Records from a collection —
'''
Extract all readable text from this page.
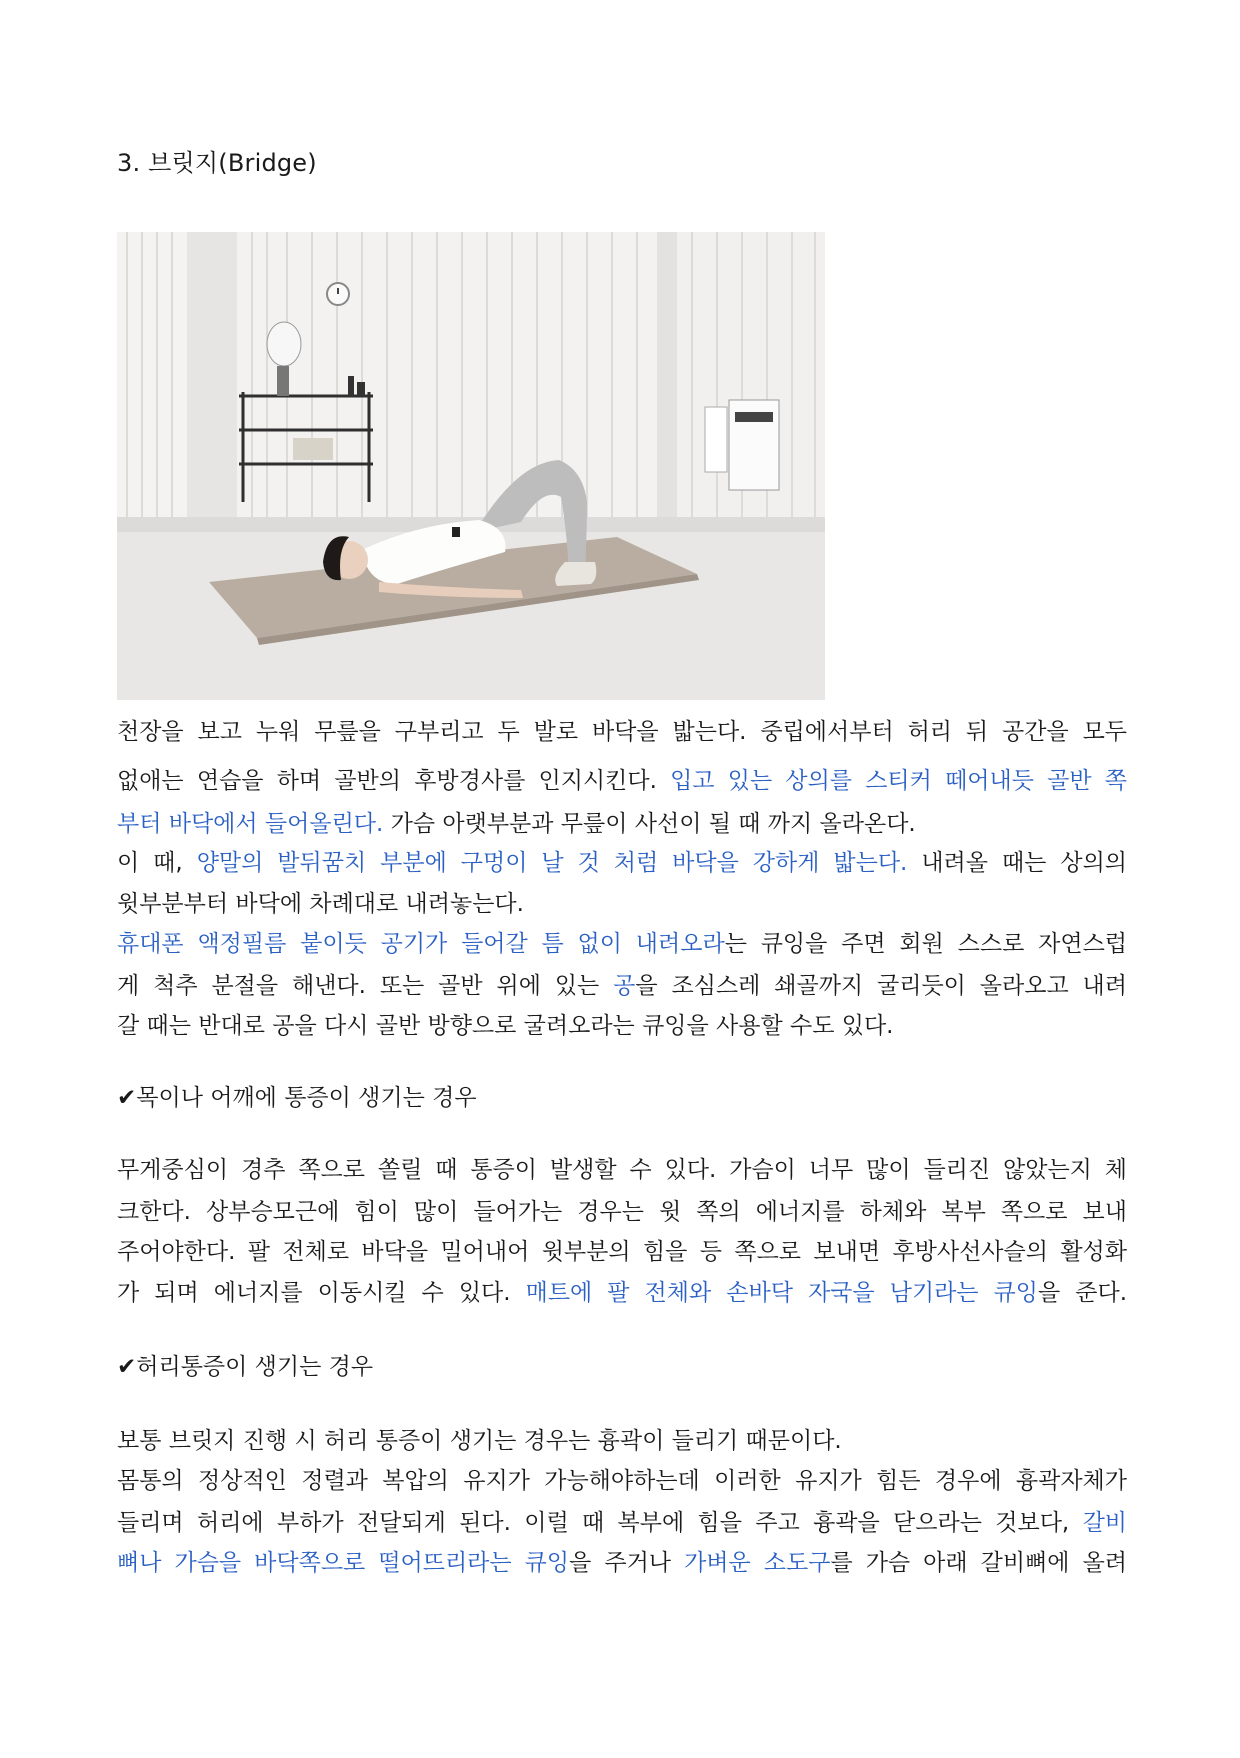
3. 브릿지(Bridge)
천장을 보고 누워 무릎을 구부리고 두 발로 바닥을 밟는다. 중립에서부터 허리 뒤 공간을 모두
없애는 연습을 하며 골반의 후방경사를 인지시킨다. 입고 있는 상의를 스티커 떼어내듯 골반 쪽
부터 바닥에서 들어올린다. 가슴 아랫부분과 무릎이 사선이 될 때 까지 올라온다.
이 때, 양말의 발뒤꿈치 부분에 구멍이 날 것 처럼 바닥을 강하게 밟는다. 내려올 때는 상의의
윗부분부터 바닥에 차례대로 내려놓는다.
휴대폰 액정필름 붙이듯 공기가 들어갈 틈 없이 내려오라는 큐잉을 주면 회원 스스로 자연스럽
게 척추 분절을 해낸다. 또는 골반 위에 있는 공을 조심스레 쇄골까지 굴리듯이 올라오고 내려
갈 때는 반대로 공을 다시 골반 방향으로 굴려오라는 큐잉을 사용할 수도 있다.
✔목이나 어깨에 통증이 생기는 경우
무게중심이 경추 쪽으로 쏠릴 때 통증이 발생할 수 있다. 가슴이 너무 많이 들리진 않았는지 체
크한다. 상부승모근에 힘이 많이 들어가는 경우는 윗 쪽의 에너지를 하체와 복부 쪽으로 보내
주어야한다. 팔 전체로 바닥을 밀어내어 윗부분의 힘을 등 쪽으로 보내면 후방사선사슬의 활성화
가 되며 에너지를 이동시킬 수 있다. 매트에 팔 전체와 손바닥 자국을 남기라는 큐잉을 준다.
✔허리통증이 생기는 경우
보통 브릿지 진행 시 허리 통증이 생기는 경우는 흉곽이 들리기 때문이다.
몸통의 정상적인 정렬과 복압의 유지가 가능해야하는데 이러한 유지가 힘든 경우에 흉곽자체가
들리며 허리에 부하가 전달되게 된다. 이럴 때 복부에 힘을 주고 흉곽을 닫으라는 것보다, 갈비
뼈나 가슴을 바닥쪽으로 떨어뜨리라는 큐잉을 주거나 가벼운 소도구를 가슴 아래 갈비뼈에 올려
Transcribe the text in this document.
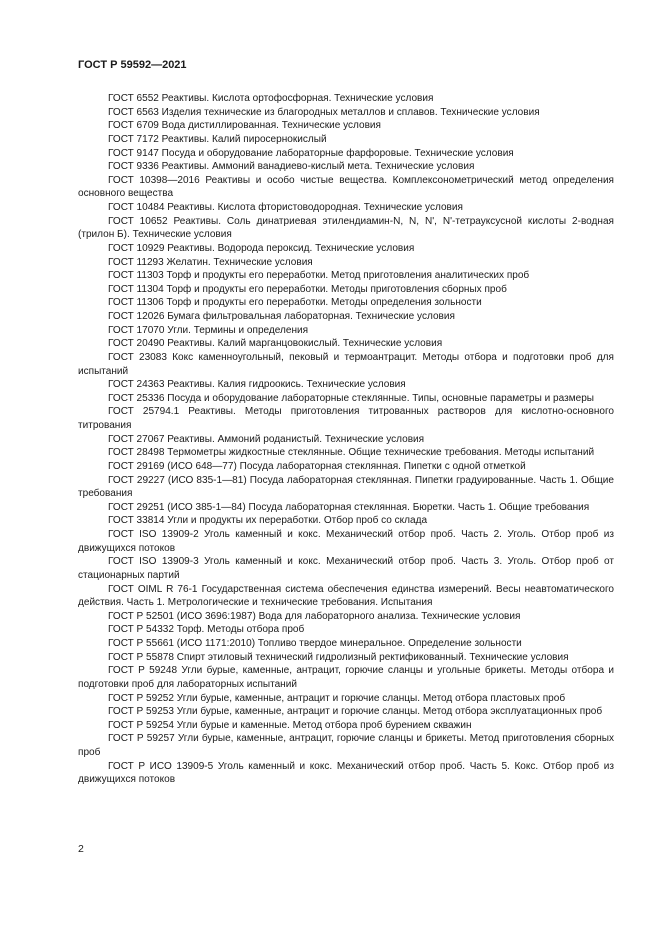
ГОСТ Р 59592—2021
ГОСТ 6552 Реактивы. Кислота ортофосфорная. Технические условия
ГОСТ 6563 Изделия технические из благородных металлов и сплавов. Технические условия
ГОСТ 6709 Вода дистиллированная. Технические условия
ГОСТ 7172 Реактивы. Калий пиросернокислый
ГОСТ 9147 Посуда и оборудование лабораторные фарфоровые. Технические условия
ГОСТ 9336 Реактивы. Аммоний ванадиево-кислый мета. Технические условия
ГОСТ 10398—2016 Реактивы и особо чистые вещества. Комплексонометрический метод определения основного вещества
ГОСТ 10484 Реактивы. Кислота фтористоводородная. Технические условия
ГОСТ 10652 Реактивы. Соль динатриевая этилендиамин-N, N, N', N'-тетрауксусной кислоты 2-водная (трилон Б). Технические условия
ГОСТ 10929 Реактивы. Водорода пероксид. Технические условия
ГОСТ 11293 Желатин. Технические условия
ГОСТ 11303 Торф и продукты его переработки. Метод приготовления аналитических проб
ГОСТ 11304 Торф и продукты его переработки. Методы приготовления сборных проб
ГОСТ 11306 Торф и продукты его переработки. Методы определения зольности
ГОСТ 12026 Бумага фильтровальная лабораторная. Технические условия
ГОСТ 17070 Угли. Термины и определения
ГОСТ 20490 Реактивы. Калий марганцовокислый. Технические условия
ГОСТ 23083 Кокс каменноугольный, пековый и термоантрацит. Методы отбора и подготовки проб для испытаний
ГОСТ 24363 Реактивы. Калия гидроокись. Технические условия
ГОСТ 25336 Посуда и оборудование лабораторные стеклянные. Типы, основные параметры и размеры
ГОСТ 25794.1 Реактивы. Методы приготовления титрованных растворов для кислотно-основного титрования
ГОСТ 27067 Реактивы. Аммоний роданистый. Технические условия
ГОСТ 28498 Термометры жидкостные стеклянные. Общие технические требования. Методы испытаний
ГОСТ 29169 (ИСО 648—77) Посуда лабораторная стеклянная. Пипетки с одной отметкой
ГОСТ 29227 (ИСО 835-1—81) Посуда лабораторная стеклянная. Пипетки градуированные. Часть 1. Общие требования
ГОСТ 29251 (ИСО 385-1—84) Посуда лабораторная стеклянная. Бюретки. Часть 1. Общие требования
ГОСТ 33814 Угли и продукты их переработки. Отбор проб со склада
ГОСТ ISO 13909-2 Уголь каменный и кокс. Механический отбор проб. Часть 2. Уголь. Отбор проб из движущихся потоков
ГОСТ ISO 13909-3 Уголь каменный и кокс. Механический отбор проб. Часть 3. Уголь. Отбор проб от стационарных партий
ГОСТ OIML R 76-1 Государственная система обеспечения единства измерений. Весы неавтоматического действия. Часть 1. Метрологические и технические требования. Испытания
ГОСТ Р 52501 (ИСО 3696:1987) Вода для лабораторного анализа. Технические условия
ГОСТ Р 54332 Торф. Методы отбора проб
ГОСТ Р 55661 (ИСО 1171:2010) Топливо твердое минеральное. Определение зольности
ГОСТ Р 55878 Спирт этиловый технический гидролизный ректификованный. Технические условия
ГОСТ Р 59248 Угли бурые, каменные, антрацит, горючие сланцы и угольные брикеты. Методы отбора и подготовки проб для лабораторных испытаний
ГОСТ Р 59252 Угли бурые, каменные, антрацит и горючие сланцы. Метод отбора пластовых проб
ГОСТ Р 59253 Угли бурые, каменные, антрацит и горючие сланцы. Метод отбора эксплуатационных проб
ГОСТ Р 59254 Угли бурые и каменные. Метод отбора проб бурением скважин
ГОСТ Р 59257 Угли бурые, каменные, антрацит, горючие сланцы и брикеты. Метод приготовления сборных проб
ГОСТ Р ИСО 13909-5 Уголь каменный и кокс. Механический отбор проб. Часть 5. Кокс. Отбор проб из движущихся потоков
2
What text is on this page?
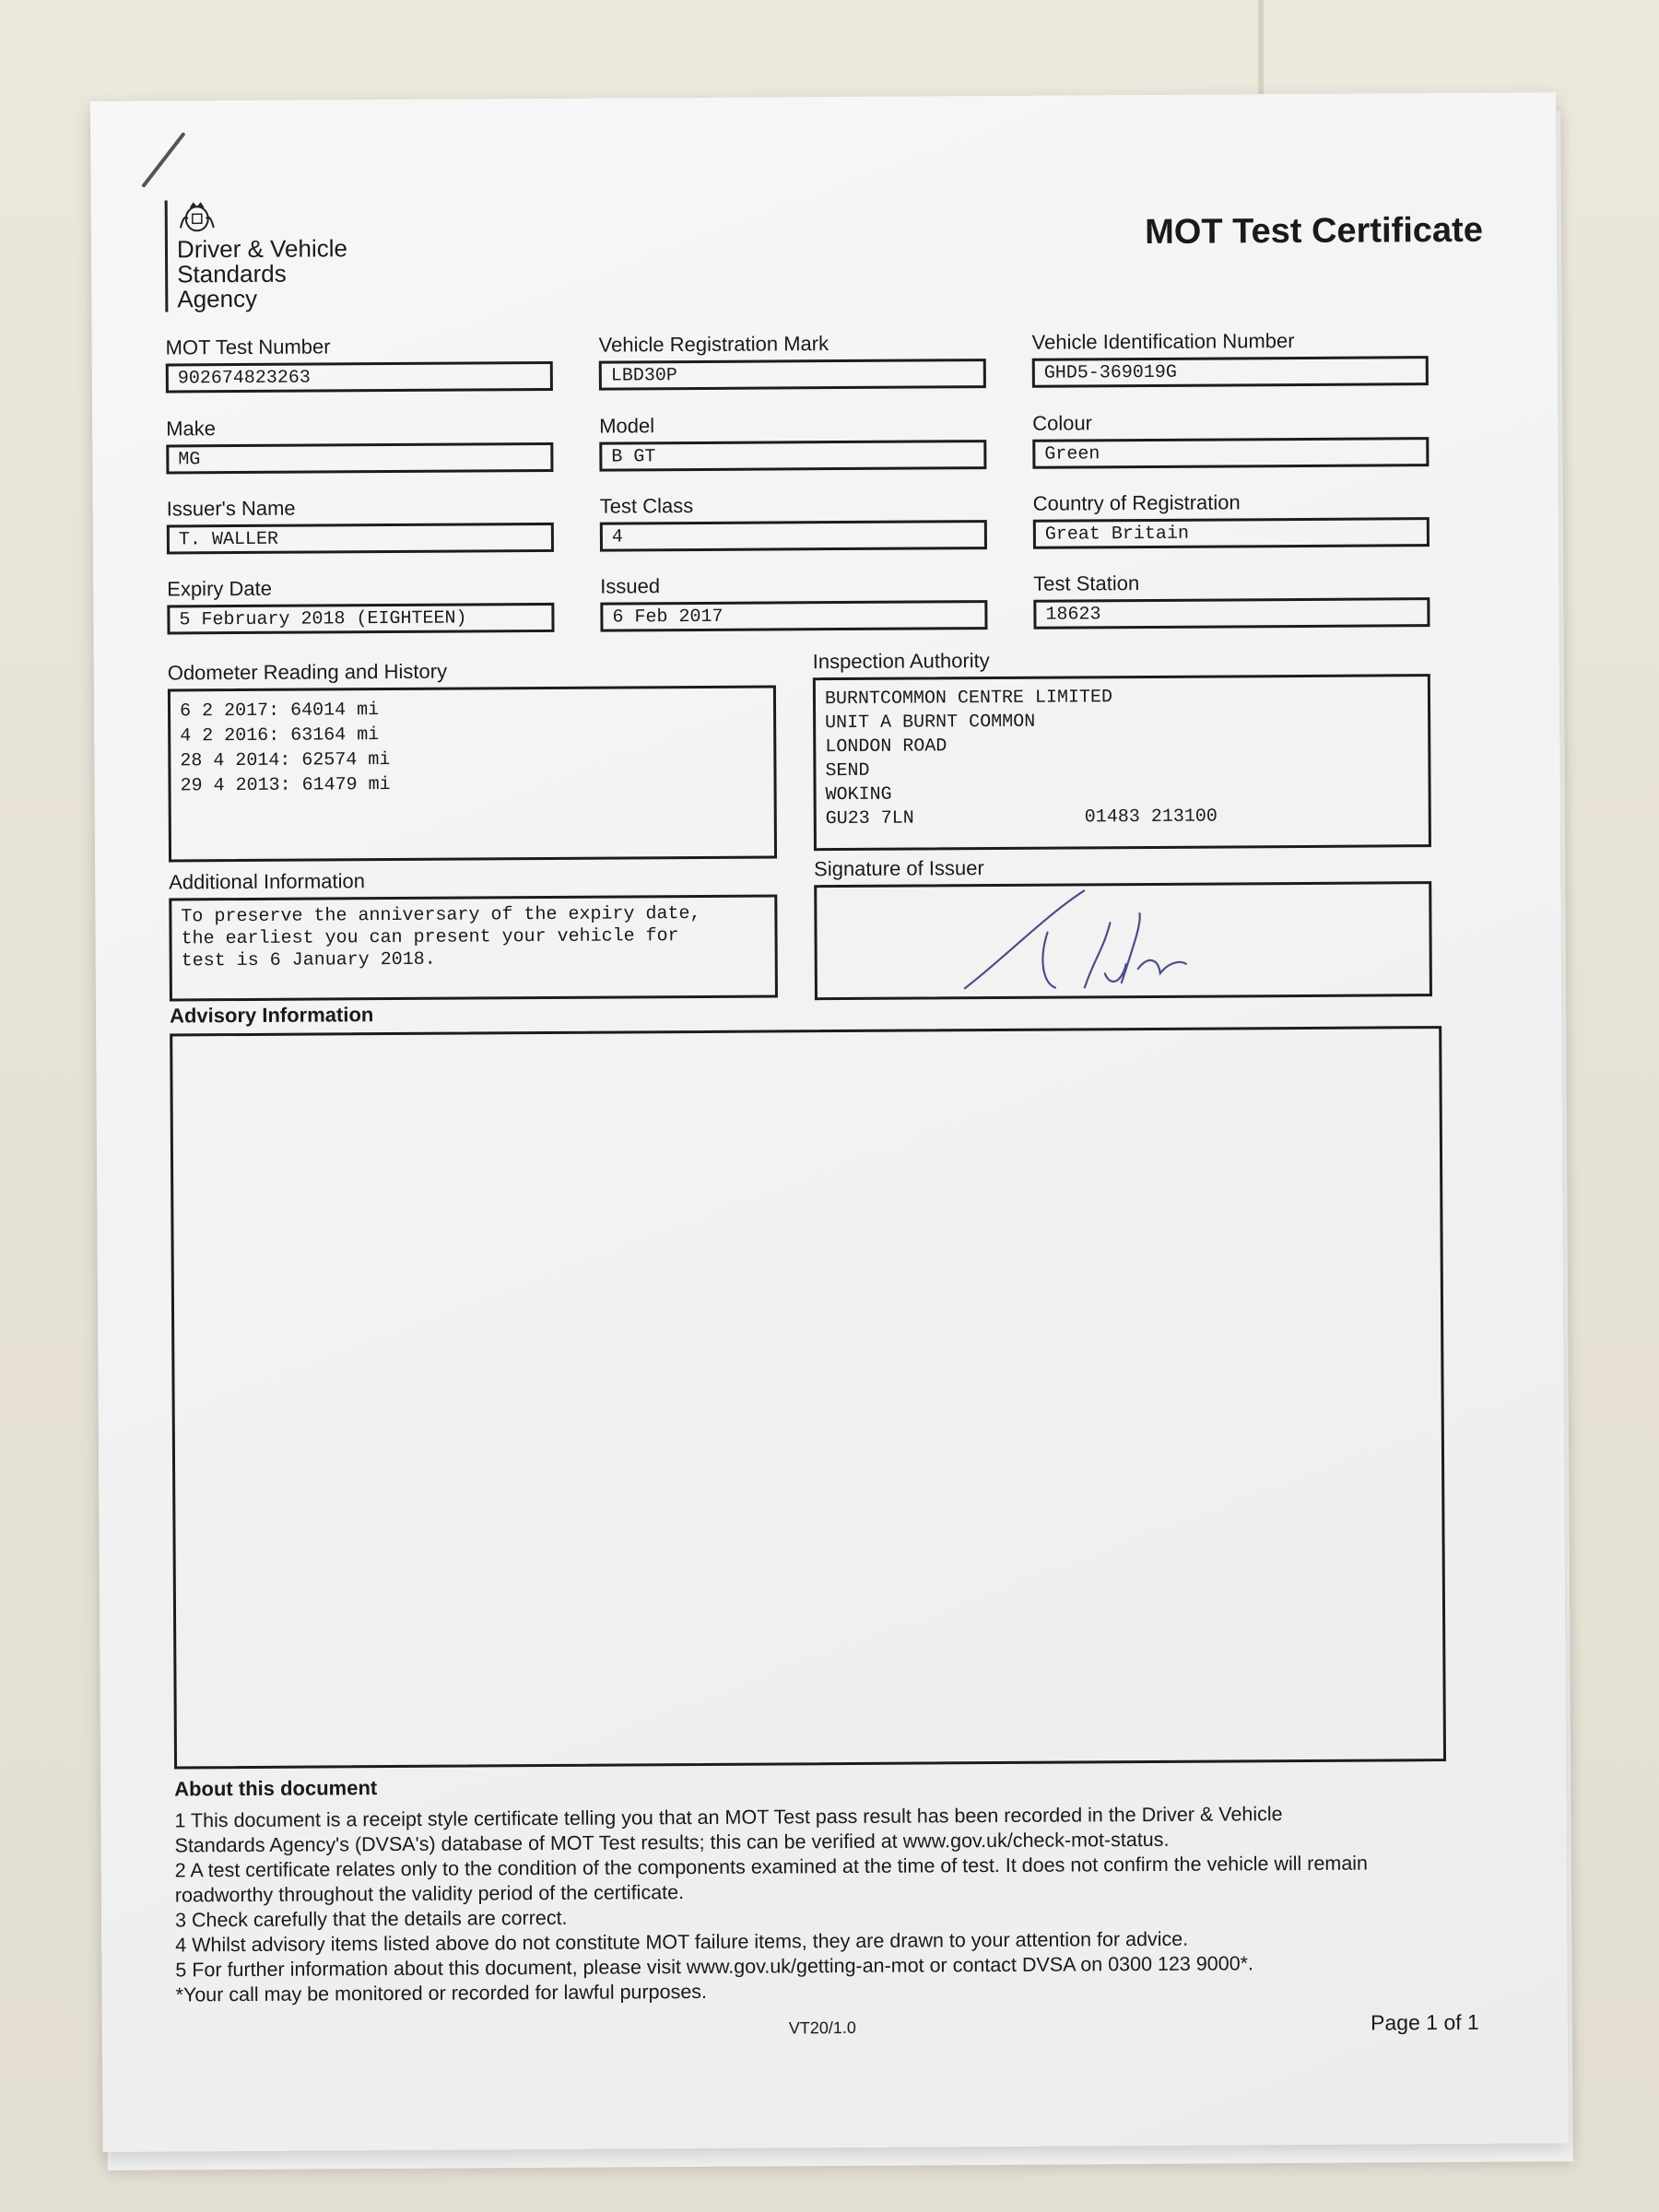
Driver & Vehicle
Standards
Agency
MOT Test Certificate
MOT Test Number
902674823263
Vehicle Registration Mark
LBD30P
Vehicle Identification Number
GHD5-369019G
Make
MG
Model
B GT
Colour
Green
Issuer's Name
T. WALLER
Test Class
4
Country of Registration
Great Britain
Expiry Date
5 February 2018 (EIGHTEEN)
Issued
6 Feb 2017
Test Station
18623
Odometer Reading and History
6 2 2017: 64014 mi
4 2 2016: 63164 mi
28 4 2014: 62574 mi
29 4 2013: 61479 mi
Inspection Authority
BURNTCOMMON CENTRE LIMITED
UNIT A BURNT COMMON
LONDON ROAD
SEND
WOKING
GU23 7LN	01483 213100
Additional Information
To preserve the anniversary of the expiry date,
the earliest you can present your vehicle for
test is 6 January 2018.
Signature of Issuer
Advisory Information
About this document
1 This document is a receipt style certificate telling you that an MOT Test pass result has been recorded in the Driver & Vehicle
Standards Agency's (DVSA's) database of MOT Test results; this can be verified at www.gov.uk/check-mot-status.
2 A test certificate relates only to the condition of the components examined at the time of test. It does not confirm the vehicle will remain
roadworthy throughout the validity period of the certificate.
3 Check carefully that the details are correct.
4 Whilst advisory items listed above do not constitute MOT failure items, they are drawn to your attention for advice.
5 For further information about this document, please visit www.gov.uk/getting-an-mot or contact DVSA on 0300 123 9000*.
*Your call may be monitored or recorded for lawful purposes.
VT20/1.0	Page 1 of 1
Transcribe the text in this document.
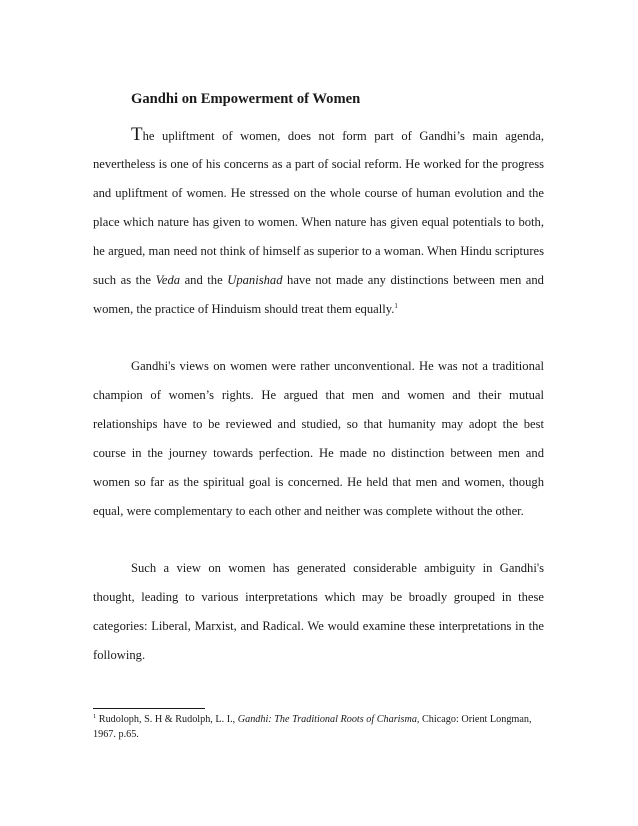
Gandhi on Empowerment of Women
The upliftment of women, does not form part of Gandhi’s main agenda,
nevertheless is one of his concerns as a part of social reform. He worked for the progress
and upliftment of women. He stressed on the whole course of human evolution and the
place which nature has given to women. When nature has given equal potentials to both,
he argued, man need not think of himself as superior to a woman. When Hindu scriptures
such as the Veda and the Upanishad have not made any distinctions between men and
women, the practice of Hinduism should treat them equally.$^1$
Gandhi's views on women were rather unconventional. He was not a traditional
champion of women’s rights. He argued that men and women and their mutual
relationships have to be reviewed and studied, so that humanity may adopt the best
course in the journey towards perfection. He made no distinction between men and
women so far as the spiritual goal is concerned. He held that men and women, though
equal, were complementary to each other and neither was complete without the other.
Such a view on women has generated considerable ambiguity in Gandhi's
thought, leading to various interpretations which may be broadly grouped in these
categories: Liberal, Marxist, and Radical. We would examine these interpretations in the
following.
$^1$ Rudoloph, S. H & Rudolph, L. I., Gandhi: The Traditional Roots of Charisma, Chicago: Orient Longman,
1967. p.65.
'''
Problem — Find out how many lines in the listing contain the string "сборных". Give the number alone.

Response to the exercise — 2